## [The exercise]
The required output is a single number: how many lines of the material contain the string "ACCOUNTS".
╭─ Supplied material
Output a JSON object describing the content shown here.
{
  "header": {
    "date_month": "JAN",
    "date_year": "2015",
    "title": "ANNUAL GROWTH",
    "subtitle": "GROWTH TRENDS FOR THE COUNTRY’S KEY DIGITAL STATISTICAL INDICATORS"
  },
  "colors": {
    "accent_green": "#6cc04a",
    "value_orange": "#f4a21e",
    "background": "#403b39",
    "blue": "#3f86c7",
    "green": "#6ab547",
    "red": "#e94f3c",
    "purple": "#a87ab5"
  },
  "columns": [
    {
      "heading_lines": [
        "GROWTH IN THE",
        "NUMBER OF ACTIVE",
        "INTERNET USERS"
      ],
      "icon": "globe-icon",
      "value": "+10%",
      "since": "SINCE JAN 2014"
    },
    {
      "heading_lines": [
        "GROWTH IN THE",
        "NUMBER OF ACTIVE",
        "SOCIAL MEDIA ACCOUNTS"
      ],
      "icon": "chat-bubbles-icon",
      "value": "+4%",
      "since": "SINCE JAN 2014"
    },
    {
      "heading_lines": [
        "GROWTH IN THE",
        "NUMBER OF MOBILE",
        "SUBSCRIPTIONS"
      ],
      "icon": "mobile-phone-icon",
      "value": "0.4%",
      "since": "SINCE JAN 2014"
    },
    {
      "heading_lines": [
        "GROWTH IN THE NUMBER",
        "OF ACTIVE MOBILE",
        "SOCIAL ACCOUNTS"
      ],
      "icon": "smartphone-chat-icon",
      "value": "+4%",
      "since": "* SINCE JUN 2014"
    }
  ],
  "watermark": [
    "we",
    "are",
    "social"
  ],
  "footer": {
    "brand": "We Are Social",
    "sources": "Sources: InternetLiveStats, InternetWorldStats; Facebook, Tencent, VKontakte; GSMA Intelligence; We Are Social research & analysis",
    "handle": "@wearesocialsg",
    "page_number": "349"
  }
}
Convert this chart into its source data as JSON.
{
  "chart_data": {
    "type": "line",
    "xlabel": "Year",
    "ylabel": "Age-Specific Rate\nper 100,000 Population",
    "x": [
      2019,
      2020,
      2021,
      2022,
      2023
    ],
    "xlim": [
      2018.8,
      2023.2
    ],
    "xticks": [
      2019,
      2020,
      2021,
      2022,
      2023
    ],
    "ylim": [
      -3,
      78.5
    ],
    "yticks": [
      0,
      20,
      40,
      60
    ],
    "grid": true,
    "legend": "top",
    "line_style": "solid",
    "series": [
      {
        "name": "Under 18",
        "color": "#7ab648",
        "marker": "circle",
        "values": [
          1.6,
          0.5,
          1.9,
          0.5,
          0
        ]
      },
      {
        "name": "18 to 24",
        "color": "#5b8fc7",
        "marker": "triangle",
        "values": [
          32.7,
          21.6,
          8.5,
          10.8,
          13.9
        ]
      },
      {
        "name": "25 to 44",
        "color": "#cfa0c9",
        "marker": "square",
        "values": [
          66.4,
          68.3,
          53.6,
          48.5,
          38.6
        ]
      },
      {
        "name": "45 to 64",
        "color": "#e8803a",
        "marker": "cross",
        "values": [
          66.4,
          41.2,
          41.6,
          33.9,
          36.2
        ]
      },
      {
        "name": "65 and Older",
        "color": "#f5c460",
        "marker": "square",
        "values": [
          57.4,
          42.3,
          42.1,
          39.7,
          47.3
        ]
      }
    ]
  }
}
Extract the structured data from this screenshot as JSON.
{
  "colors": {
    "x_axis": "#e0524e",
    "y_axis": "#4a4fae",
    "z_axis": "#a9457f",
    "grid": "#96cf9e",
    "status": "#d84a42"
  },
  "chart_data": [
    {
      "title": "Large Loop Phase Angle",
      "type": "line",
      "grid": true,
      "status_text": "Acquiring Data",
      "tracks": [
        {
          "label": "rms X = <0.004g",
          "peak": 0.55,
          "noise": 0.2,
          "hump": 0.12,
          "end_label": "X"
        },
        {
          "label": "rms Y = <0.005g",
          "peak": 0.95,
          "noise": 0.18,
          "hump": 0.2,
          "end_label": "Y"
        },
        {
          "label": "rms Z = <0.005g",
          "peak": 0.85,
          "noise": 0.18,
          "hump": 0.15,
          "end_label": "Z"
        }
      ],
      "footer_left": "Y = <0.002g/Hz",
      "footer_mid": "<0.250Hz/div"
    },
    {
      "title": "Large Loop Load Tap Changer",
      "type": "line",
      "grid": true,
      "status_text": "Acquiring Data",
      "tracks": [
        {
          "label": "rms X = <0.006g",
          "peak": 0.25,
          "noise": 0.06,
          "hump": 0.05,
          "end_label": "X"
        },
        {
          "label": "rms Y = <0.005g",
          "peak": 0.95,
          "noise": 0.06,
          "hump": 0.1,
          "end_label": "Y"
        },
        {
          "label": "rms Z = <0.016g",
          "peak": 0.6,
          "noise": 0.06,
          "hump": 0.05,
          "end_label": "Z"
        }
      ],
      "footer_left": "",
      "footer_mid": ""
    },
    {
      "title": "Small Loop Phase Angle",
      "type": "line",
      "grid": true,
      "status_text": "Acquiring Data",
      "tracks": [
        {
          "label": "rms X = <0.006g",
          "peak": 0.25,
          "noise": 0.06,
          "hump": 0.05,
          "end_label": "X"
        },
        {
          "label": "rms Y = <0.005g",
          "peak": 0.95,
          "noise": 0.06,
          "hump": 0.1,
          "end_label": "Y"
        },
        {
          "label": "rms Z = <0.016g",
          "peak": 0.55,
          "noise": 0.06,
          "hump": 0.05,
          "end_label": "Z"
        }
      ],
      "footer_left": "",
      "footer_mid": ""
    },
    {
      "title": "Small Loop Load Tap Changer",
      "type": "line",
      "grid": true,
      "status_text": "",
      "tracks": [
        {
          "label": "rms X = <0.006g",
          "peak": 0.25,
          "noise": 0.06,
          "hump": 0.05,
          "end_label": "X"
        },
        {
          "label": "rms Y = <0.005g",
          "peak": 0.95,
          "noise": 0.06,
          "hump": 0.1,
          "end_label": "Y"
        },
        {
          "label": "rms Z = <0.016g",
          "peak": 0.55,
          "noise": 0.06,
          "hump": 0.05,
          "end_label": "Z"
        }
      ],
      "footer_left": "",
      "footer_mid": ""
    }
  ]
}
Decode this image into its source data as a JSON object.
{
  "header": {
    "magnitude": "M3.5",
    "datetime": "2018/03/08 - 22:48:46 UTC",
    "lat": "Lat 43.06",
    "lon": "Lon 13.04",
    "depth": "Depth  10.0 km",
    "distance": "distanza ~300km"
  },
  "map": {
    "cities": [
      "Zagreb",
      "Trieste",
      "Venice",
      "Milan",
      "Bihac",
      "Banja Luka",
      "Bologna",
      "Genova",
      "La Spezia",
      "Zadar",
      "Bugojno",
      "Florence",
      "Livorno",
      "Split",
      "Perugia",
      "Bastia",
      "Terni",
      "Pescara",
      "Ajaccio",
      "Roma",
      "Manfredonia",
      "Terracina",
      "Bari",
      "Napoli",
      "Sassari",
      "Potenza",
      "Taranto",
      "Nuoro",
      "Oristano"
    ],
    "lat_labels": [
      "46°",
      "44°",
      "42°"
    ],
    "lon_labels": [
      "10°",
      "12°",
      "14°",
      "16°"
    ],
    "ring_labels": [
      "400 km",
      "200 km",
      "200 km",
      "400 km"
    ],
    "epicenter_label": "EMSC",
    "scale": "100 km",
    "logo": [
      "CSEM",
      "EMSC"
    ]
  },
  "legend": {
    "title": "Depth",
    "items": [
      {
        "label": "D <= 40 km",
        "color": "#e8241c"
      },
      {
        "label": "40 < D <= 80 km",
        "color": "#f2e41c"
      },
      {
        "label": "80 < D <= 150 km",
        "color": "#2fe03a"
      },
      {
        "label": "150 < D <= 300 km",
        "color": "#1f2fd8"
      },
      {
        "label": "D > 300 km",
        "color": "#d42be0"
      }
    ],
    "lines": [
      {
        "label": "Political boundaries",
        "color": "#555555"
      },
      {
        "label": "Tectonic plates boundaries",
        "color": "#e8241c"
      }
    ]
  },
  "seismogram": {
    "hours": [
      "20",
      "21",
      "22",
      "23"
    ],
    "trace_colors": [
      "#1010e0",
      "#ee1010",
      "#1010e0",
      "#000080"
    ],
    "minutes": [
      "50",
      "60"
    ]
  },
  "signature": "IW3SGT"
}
╰─
## [Result of this task]
2